Stored entries
******************************
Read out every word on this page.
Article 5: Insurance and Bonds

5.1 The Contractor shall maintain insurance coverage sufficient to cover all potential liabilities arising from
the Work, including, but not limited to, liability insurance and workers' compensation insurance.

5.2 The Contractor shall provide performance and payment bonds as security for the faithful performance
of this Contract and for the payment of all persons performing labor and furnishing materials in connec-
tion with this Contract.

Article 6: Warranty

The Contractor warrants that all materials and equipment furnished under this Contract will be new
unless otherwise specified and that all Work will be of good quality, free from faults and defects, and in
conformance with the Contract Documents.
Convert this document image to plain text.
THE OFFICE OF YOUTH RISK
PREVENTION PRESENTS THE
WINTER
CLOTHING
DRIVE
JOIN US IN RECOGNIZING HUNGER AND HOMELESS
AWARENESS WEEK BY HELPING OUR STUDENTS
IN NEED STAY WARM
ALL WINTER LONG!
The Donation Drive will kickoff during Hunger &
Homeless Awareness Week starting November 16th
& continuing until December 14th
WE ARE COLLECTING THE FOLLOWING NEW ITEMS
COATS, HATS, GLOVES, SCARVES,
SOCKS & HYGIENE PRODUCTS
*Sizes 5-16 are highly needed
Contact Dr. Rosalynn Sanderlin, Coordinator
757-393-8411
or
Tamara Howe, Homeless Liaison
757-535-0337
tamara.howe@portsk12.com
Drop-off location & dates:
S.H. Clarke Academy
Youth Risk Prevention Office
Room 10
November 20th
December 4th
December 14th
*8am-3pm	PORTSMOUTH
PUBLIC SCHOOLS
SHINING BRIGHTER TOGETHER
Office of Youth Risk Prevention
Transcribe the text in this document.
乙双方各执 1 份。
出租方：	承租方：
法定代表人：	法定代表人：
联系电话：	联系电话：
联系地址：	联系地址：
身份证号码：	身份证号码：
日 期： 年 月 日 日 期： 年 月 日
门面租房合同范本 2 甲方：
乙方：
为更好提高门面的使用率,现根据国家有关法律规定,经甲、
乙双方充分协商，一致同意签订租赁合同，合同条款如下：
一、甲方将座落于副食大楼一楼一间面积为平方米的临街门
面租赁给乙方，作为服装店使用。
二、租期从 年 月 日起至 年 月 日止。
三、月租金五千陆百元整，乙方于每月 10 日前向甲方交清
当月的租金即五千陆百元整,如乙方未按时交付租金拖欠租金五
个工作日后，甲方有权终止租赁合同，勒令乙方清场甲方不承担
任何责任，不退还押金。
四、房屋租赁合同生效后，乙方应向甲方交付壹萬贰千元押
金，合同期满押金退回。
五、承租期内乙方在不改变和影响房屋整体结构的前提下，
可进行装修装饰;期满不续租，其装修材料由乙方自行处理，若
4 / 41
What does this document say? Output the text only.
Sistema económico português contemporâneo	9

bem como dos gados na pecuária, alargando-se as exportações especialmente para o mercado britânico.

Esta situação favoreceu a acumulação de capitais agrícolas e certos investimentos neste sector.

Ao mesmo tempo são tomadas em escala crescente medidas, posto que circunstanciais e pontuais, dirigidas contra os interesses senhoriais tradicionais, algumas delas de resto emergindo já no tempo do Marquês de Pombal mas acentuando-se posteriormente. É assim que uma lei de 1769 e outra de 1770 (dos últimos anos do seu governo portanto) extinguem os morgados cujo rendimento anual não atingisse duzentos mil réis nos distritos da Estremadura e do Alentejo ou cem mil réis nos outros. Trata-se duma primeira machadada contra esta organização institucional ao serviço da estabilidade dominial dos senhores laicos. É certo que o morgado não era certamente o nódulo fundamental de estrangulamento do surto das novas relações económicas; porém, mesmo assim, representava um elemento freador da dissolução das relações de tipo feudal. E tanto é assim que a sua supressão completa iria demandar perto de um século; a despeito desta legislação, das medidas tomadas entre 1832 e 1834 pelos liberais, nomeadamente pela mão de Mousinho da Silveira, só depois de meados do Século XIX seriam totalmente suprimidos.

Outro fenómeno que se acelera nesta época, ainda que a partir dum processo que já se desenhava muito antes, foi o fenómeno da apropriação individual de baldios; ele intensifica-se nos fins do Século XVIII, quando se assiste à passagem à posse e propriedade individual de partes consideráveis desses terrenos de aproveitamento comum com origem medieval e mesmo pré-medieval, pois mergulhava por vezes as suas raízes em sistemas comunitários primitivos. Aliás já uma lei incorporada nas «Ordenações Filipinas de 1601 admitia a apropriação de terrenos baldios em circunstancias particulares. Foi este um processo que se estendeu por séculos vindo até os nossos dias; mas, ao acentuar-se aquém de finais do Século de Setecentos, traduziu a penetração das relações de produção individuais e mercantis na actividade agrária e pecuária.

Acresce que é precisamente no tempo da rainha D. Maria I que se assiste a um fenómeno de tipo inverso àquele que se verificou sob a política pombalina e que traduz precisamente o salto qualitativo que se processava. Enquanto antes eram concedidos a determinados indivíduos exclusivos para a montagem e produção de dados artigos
******************************
**Problem to work on**
Repeat back the data above, exact to the last character.

**Result for this exercise**
Read out every word on this page.
Article 5: Insurance and Bonds

5.1 The Contractor shall maintain insurance coverage sufficient to cover all potential liabilities arising from
the Work, including, but not limited to, liability insurance and workers' compensation insurance.

5.2 The Contractor shall provide performance and payment bonds as security for the faithful performance
of this Contract and for the payment of all persons performing labor and furnishing materials in connec-
tion with this Contract.

Article 6: Warranty

The Contractor warrants that all materials and equipment furnished under this Contract will be new
unless otherwise specified and that all Work will be of good quality, free from faults and defects, and in
conformance with the Contract Documents.
Convert this document image to plain text.
THE OFFICE OF YOUTH RISK
PREVENTION PRESENTS THE
WINTER
CLOTHING
DRIVE
JOIN US IN RECOGNIZING HUNGER AND HOMELESS
AWARENESS WEEK BY HELPING OUR STUDENTS
IN NEED STAY WARM
ALL WINTER LONG!
The Donation Drive will kickoff during Hunger &
Homeless Awareness Week starting November 16th
& continuing until December 14th
WE ARE COLLECTING THE FOLLOWING NEW ITEMS
COATS, HATS, GLOVES, SCARVES,
SOCKS & HYGIENE PRODUCTS
*Sizes 5-16 are highly needed
Contact Dr. Rosalynn Sanderlin, Coordinator
757-393-8411
or
Tamara Howe, Homeless Liaison
757-535-0337
tamara.howe@portsk12.com
Drop-off location & dates:
S.H. Clarke Academy
Youth Risk Prevention Office
Room 10
November 20th
December 4th
December 14th
*8am-3pm	PORTSMOUTH
PUBLIC SCHOOLS
SHINING BRIGHTER TOGETHER
Office of Youth Risk Prevention
Transcribe the text in this document.
乙双方各执 1 份。
出租方：	承租方：
法定代表人：	法定代表人：
联系电话：	联系电话：
联系地址：	联系地址：
身份证号码：	身份证号码：
日 期： 年 月 日 日 期： 年 月 日
门面租房合同范本 2 甲方：
乙方：
为更好提高门面的使用率,现根据国家有关法律规定,经甲、
乙双方充分协商，一致同意签订租赁合同，合同条款如下：
一、甲方将座落于副食大楼一楼一间面积为平方米的临街门
面租赁给乙方，作为服装店使用。
二、租期从 年 月 日起至 年 月 日止。
三、月租金五千陆百元整，乙方于每月 10 日前向甲方交清
当月的租金即五千陆百元整,如乙方未按时交付租金拖欠租金五
个工作日后，甲方有权终止租赁合同，勒令乙方清场甲方不承担
任何责任，不退还押金。
四、房屋租赁合同生效后，乙方应向甲方交付壹萬贰千元押
金，合同期满押金退回。
五、承租期内乙方在不改变和影响房屋整体结构的前提下，
可进行装修装饰;期满不续租，其装修材料由乙方自行处理，若
4 / 41
What does this document say? Output the text only.
Sistema económico português contemporâneo	9

bem como dos gados na pecuária, alargando-se as exportações especialmente para o mercado britânico.

Esta situação favoreceu a acumulação de capitais agrícolas e certos investimentos neste sector.

Ao mesmo tempo são tomadas em escala crescente medidas, posto que circunstanciais e pontuais, dirigidas contra os interesses senhoriais tradicionais, algumas delas de resto emergindo já no tempo do Marquês de Pombal mas acentuando-se posteriormente. É assim que uma lei de 1769 e outra de 1770 (dos últimos anos do seu governo portanto) extinguem os morgados cujo rendimento anual não atingisse duzentos mil réis nos distritos da Estremadura e do Alentejo ou cem mil réis nos outros. Trata-se duma primeira machadada contra esta organização institucional ao serviço da estabilidade dominial dos senhores laicos. É certo que o morgado não era certamente o nódulo fundamental de estrangulamento do surto das novas relações económicas; porém, mesmo assim, representava um elemento freador da dissolução das relações de tipo feudal. E tanto é assim que a sua supressão completa iria demandar perto de um século; a despeito desta legislação, das medidas tomadas entre 1832 e 1834 pelos liberais, nomeadamente pela mão de Mousinho da Silveira, só depois de meados do Século XIX seriam totalmente suprimidos.

Outro fenómeno que se acelera nesta época, ainda que a partir dum processo que já se desenhava muito antes, foi o fenómeno da apropriação individual de baldios; ele intensifica-se nos fins do Século XVIII, quando se assiste à passagem à posse e propriedade individual de partes consideráveis desses terrenos de aproveitamento comum com origem medieval e mesmo pré-medieval, pois mergulhava por vezes as suas raízes em sistemas comunitários primitivos. Aliás já uma lei incorporada nas «Ordenações Filipinas de 1601 admitia a apropriação de terrenos baldios em circunstancias particulares. Foi este um processo que se estendeu por séculos vindo até os nossos dias; mas, ao acentuar-se aquém de finais do Século de Setecentos, traduziu a penetração das relações de produção individuais e mercantis na actividade agrária e pecuária.

Acresce que é precisamente no tempo da rainha D. Maria I que se assiste a um fenómeno de tipo inverso àquele que se verificou sob a política pombalina e que traduz precisamente o salto qualitativo que se processava. Enquanto antes eram concedidos a determinados indivíduos exclusivos para a montagem e produção de dados artigos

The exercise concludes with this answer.